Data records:
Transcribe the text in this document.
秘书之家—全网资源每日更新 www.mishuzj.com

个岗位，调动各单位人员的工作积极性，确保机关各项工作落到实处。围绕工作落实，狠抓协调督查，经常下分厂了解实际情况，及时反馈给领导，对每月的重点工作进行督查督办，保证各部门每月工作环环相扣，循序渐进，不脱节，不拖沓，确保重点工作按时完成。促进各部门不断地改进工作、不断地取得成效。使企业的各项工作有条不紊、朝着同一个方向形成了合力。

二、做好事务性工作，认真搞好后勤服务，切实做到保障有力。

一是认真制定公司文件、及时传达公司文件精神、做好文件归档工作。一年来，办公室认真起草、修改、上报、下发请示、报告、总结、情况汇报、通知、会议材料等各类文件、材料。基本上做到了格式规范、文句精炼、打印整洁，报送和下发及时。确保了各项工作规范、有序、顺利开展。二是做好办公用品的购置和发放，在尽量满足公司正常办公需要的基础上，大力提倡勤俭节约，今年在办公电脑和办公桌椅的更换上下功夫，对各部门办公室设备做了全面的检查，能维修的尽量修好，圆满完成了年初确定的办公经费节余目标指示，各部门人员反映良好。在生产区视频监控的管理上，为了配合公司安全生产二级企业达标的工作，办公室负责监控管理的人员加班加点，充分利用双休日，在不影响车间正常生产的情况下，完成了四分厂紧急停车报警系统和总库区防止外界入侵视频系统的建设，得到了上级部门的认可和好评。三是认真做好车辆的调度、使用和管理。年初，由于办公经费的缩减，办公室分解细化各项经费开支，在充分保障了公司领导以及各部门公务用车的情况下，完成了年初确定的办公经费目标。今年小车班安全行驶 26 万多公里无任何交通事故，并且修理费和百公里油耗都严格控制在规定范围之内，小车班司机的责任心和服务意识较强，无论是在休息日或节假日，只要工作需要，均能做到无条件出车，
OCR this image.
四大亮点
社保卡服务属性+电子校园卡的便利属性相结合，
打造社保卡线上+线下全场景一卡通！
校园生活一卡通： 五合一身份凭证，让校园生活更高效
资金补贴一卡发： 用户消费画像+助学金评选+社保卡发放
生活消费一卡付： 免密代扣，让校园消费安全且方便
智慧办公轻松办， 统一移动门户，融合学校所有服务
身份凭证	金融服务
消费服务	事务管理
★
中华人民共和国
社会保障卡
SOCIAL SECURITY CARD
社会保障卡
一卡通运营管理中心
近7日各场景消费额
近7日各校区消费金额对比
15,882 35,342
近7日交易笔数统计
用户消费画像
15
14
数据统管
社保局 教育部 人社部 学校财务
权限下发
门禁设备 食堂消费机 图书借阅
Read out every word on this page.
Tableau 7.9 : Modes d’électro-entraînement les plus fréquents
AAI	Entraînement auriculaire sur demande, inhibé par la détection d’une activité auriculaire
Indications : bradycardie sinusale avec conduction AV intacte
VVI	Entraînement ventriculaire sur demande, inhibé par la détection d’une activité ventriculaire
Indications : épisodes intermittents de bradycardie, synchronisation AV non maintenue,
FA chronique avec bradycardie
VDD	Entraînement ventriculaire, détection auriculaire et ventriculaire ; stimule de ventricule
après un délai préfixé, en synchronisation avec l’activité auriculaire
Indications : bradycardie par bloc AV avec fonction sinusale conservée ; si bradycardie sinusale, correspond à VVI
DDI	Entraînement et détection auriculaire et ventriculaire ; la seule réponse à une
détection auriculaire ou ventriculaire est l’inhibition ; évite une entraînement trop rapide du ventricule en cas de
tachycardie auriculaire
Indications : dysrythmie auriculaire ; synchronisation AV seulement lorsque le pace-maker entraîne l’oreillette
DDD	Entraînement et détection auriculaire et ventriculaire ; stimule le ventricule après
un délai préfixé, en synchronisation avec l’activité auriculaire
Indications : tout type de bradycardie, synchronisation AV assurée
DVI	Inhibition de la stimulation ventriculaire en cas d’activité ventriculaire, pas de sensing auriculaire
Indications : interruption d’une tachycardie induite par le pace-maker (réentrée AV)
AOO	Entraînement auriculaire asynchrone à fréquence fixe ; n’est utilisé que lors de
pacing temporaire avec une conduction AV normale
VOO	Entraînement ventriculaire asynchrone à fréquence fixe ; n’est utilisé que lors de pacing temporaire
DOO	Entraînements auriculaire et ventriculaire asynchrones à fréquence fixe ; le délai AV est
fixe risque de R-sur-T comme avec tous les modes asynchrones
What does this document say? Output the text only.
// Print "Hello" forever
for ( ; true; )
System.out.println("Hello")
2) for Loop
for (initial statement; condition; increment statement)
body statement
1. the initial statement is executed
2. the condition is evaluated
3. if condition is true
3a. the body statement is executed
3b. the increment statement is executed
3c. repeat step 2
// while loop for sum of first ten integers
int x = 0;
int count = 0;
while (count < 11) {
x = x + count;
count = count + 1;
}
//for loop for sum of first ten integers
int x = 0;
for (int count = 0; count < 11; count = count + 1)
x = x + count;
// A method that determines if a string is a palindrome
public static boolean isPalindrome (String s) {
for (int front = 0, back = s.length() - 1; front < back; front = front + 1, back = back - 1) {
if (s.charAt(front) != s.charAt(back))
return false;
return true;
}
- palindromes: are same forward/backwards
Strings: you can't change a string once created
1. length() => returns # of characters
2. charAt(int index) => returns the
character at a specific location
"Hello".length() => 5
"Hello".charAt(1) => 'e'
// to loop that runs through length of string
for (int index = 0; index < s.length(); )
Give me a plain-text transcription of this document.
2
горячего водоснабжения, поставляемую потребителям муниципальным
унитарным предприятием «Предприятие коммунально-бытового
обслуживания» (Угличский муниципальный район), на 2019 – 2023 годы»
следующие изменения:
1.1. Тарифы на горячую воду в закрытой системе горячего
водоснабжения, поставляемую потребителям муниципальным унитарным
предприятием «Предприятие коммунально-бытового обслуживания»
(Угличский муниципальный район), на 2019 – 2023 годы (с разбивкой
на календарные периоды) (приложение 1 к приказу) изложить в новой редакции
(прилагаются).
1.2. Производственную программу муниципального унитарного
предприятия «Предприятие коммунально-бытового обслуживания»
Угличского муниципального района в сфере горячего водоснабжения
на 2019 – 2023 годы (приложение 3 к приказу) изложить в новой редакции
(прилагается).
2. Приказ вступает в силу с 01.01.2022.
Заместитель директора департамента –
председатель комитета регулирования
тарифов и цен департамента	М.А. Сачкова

*Task goal:* Copy each record from above exactly, and include every line.

*Problem solution:*
Transcribe the text in this document.
秘书之家—全网资源每日更新 www.mishuzj.com

个岗位，调动各单位人员的工作积极性，确保机关各项工作落到实处。围绕工作落实，狠抓协调督查，经常下分厂了解实际情况，及时反馈给领导，对每月的重点工作进行督查督办，保证各部门每月工作环环相扣，循序渐进，不脱节，不拖沓，确保重点工作按时完成。促进各部门不断地改进工作、不断地取得成效。使企业的各项工作有条不紊、朝着同一个方向形成了合力。

二、做好事务性工作，认真搞好后勤服务，切实做到保障有力。

一是认真制定公司文件、及时传达公司文件精神、做好文件归档工作。一年来，办公室认真起草、修改、上报、下发请示、报告、总结、情况汇报、通知、会议材料等各类文件、材料。基本上做到了格式规范、文句精炼、打印整洁，报送和下发及时。确保了各项工作规范、有序、顺利开展。二是做好办公用品的购置和发放，在尽量满足公司正常办公需要的基础上，大力提倡勤俭节约，今年在办公电脑和办公桌椅的更换上下功夫，对各部门办公室设备做了全面的检查，能维修的尽量修好，圆满完成了年初确定的办公经费节余目标指示，各部门人员反映良好。在生产区视频监控的管理上，为了配合公司安全生产二级企业达标的工作，办公室负责监控管理的人员加班加点，充分利用双休日，在不影响车间正常生产的情况下，完成了四分厂紧急停车报警系统和总库区防止外界入侵视频系统的建设，得到了上级部门的认可和好评。三是认真做好车辆的调度、使用和管理。年初，由于办公经费的缩减，办公室分解细化各项经费开支，在充分保障了公司领导以及各部门公务用车的情况下，完成了年初确定的办公经费目标。今年小车班安全行驶 26 万多公里无任何交通事故，并且修理费和百公里油耗都严格控制在规定范围之内，小车班司机的责任心和服务意识较强，无论是在休息日或节假日，只要工作需要，均能做到无条件出车，
OCR this image.
四大亮点
社保卡服务属性+电子校园卡的便利属性相结合，
打造社保卡线上+线下全场景一卡通！
校园生活一卡通： 五合一身份凭证，让校园生活更高效
资金补贴一卡发： 用户消费画像+助学金评选+社保卡发放
生活消费一卡付： 免密代扣，让校园消费安全且方便
智慧办公轻松办， 统一移动门户，融合学校所有服务
身份凭证	金融服务
消费服务	事务管理
★
中华人民共和国
社会保障卡
SOCIAL SECURITY CARD
社会保障卡
一卡通运营管理中心
近7日各场景消费额
近7日各校区消费金额对比
15,882 35,342
近7日交易笔数统计
用户消费画像
15
14
数据统管
社保局 教育部 人社部 学校财务
权限下发
门禁设备 食堂消费机 图书借阅
Read out every word on this page.
Tableau 7.9 : Modes d’électro-entraînement les plus fréquents
AAI	Entraînement auriculaire sur demande, inhibé par la détection d’une activité auriculaire
Indications : bradycardie sinusale avec conduction AV intacte
VVI	Entraînement ventriculaire sur demande, inhibé par la détection d’une activité ventriculaire
Indications : épisodes intermittents de bradycardie, synchronisation AV non maintenue,
FA chronique avec bradycardie
VDD	Entraînement ventriculaire, détection auriculaire et ventriculaire ; stimule de ventricule
après un délai préfixé, en synchronisation avec l’activité auriculaire
Indications : bradycardie par bloc AV avec fonction sinusale conservée ; si bradycardie sinusale, correspond à VVI
DDI	Entraînement et détection auriculaire et ventriculaire ; la seule réponse à une
détection auriculaire ou ventriculaire est l’inhibition ; évite une entraînement trop rapide du ventricule en cas de
tachycardie auriculaire
Indications : dysrythmie auriculaire ; synchronisation AV seulement lorsque le pace-maker entraîne l’oreillette
DDD	Entraînement et détection auriculaire et ventriculaire ; stimule le ventricule après
un délai préfixé, en synchronisation avec l’activité auriculaire
Indications : tout type de bradycardie, synchronisation AV assurée
DVI	Inhibition de la stimulation ventriculaire en cas d’activité ventriculaire, pas de sensing auriculaire
Indications : interruption d’une tachycardie induite par le pace-maker (réentrée AV)
AOO	Entraînement auriculaire asynchrone à fréquence fixe ; n’est utilisé que lors de
pacing temporaire avec une conduction AV normale
VOO	Entraînement ventriculaire asynchrone à fréquence fixe ; n’est utilisé que lors de pacing temporaire
DOO	Entraînements auriculaire et ventriculaire asynchrones à fréquence fixe ; le délai AV est
fixe risque de R-sur-T comme avec tous les modes asynchrones
What does this document say? Output the text only.
// Print "Hello" forever
for ( ; true; )
System.out.println("Hello")
2) for Loop
for (initial statement; condition; increment statement)
body statement
1. the initial statement is executed
2. the condition is evaluated
3. if condition is true
3a. the body statement is executed
3b. the increment statement is executed
3c. repeat step 2
// while loop for sum of first ten integers
int x = 0;
int count = 0;
while (count < 11) {
x = x + count;
count = count + 1;
}
//for loop for sum of first ten integers
int x = 0;
for (int count = 0; count < 11; count = count + 1)
x = x + count;
// A method that determines if a string is a palindrome
public static boolean isPalindrome (String s) {
for (int front = 0, back = s.length() - 1; front < back; front = front + 1, back = back - 1) {
if (s.charAt(front) != s.charAt(back))
return false;
return true;
}
- palindromes: are same forward/backwards
Strings: you can't change a string once created
1. length() => returns # of characters
2. charAt(int index) => returns the
character at a specific location
"Hello".length() => 5
"Hello".charAt(1) => 'e'
// to loop that runs through length of string
for (int index = 0; index < s.length(); )
Give me a plain-text transcription of this document.
2
горячего водоснабжения, поставляемую потребителям муниципальным
унитарным предприятием «Предприятие коммунально-бытового
обслуживания» (Угличский муниципальный район), на 2019 – 2023 годы»
следующие изменения:
1.1. Тарифы на горячую воду в закрытой системе горячего
водоснабжения, поставляемую потребителям муниципальным унитарным
предприятием «Предприятие коммунально-бытового обслуживания»
(Угличский муниципальный район), на 2019 – 2023 годы (с разбивкой
на календарные периоды) (приложение 1 к приказу) изложить в новой редакции
(прилагаются).
1.2. Производственную программу муниципального унитарного
предприятия «Предприятие коммунально-бытового обслуживания»
Угличского муниципального района в сфере горячего водоснабжения
на 2019 – 2023 годы (приложение 3 к приказу) изложить в новой редакции
(прилагается).
2. Приказ вступает в силу с 01.01.2022.
Заместитель директора департамента –
председатель комитета регулирования
тарифов и цен департамента	М.А. Сачкова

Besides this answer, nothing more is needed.